[Data entries]
==============================

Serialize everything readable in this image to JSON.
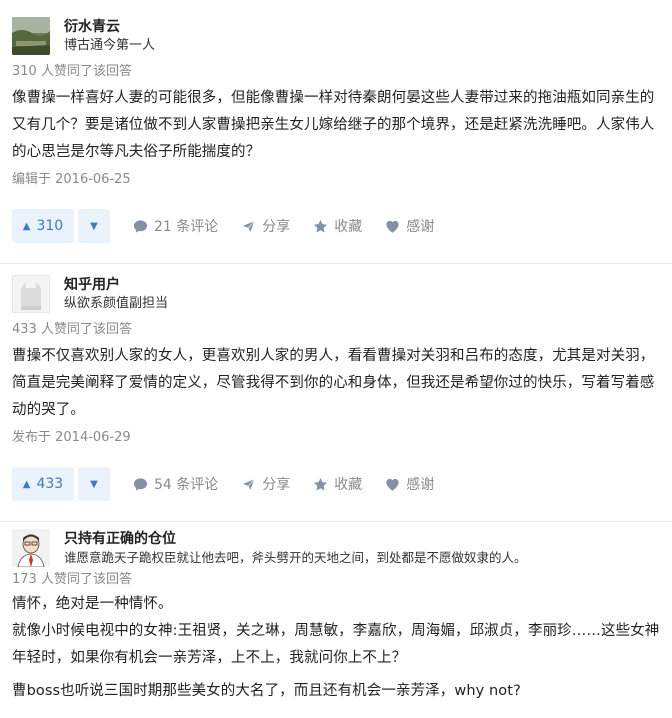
{
  "answers": [
    {
      "author": {
        "name": "衍水青云",
        "bio": "博古通今第一人"
      },
      "votes_line": "310 人赞同了该回答",
      "content": [
        "像曹操一样喜好人妻的可能很多，但能像曹操一样对待秦朗何晏这些人妻带过来的拖油瓶如同亲生的又有几个？要是诸位做不到人家曹操把亲生女儿嫁给继子的那个境界，还是赶紧洗洗睡吧。人家伟人的心思岂是尔等凡夫俗子所能揣度的？"
      ],
      "date": "编辑于 2016-06-25",
      "upvotes": "310",
      "comments": "21 条评论",
      "share": "分享",
      "favorite": "收藏",
      "thanks": "感谢"
    },
    {
      "author": {
        "name": "知乎用户",
        "bio": "纵欲系颜值副担当"
      },
      "votes_line": "433 人赞同了该回答",
      "content": [
        "曹操不仅喜欢别人家的女人，更喜欢别人家的男人，看看曹操对关羽和吕布的态度，尤其是对关羽，简直是完美阐释了爱情的定义，尽管我得不到你的心和身体，但我还是希望你过的快乐，写着写着感动的哭了。"
      ],
      "date": "发布于 2014-06-29",
      "upvotes": "433",
      "comments": "54 条评论",
      "share": "分享",
      "favorite": "收藏",
      "thanks": "感谢"
    },
    {
      "author": {
        "name": "只持有正确的仓位",
        "bio": "谁愿意跪天子跪权臣就让他去吧，斧头劈开的天地之间，到处都是不愿做奴隶的人。"
      },
      "votes_line": "173 人赞同了该回答",
      "content": [
        "情怀，绝对是一种情怀。",
        "就像小时候电视中的女神:王祖贤，关之琳，周慧敏，李嘉欣，周海媚，邱淑贞，李丽珍……这些女神年轻时，如果你有机会一亲芳泽，上不上，我就问你上不上？",
        "曹boss也听说三国时期那些美女的大名了，而且还有机会一亲芳泽，why not?"
      ]
    }
  ],
  "colors": {
    "accent": "#3e7ac2",
    "vote_bg": "#eaf2fb",
    "meta": "#8a8a8a"
  },
  "icons": [
    "comment-icon",
    "share-icon",
    "star-icon",
    "heart-icon",
    "triangle-up-icon",
    "triangle-down-icon"
  ]
}
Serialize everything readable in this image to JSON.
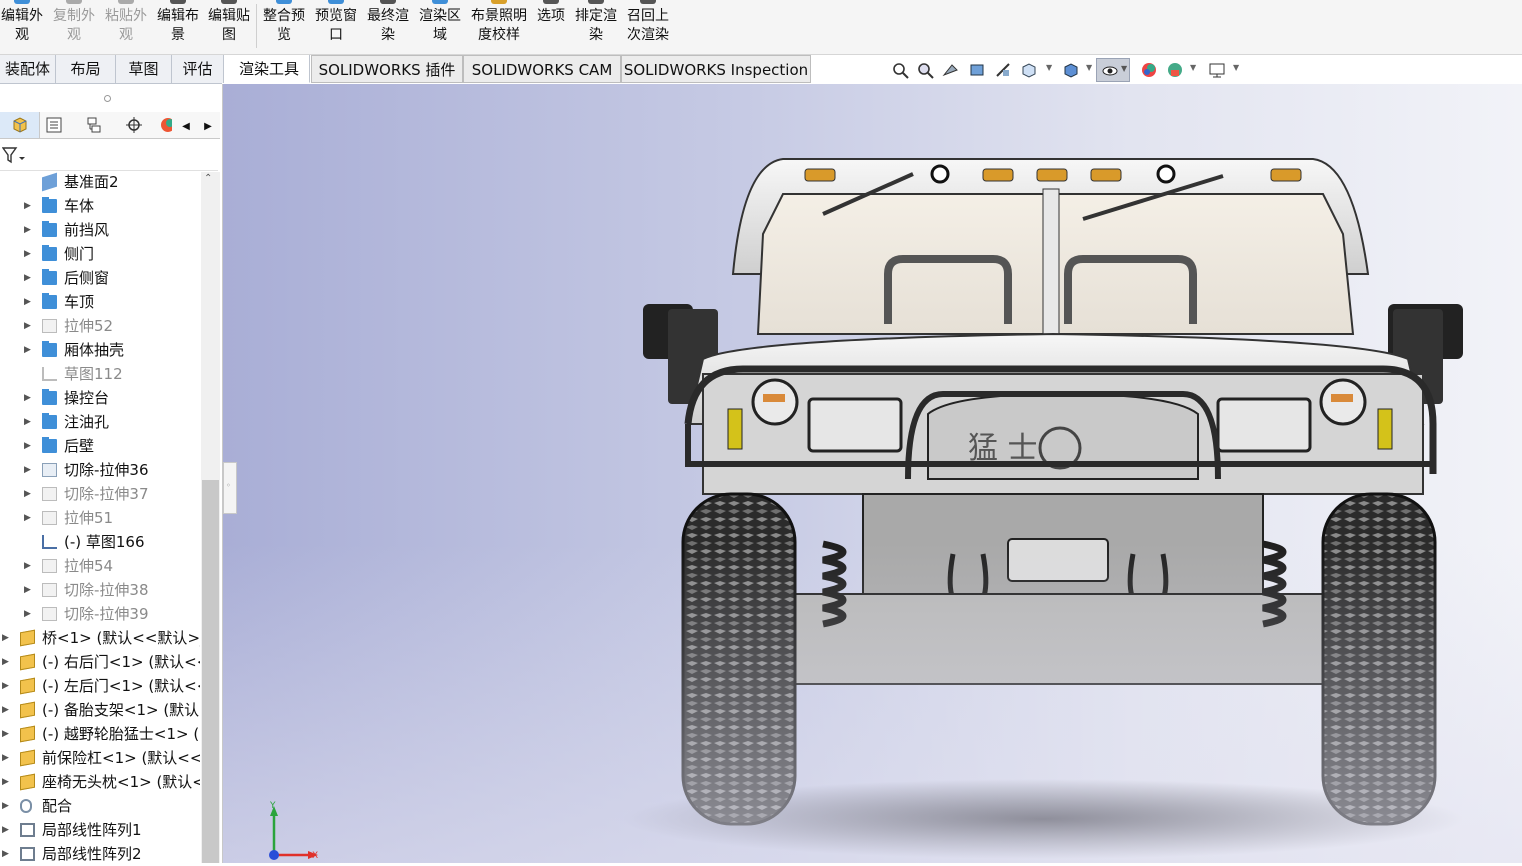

==============================

**TASK**
Nothing but the pictures may be dropped; output the records above exactly.

**ANSWER IN FULL**
Serialize everything readable in this image to JSON.
{
  "answers": [
    {
      "author": {
        "name": "衍水青云",
        "bio": "博古通今第一人"
      },
      "votes_line": "310 人赞同了该回答",
      "content": [
        "像曹操一样喜好人妻的可能很多，但能像曹操一样对待秦朗何晏这些人妻带过来的拖油瓶如同亲生的又有几个？要是诸位做不到人家曹操把亲生女儿嫁给继子的那个境界，还是赶紧洗洗睡吧。人家伟人的心思岂是尔等凡夫俗子所能揣度的？"
      ],
      "date": "编辑于 2016-06-25",
      "upvotes": "310",
      "comments": "21 条评论",
      "share": "分享",
      "favorite": "收藏",
      "thanks": "感谢"
    },
    {
      "author": {
        "name": "知乎用户",
        "bio": "纵欲系颜值副担当"
      },
      "votes_line": "433 人赞同了该回答",
      "content": [
        "曹操不仅喜欢别人家的女人，更喜欢别人家的男人，看看曹操对关羽和吕布的态度，尤其是对关羽，简直是完美阐释了爱情的定义，尽管我得不到你的心和身体，但我还是希望你过的快乐，写着写着感动的哭了。"
      ],
      "date": "发布于 2014-06-29",
      "upvotes": "433",
      "comments": "54 条评论",
      "share": "分享",
      "favorite": "收藏",
      "thanks": "感谢"
    },
    {
      "author": {
        "name": "只持有正确的仓位",
        "bio": "谁愿意跪天子跪权臣就让他去吧，斧头劈开的天地之间，到处都是不愿做奴隶的人。"
      },
      "votes_line": "173 人赞同了该回答",
      "content": [
        "情怀，绝对是一种情怀。",
        "就像小时候电视中的女神:王祖贤，关之琳，周慧敏，李嘉欣，周海媚，邱淑贞，李丽珍……这些女神年轻时，如果你有机会一亲芳泽，上不上，我就问你上不上？",
        "曹boss也听说三国时期那些美女的大名了，而且还有机会一亲芳泽，why not?"
      ]
    }
  ],
  "colors": {
    "accent": "#3e7ac2",
    "vote_bg": "#eaf2fb",
    "meta": "#8a8a8a"
  },
  "icons": [
    "comment-icon",
    "share-icon",
    "star-icon",
    "heart-icon",
    "triangle-up-icon",
    "triangle-down-icon"
  ]
}
Serialize everything readable in this image to JSON.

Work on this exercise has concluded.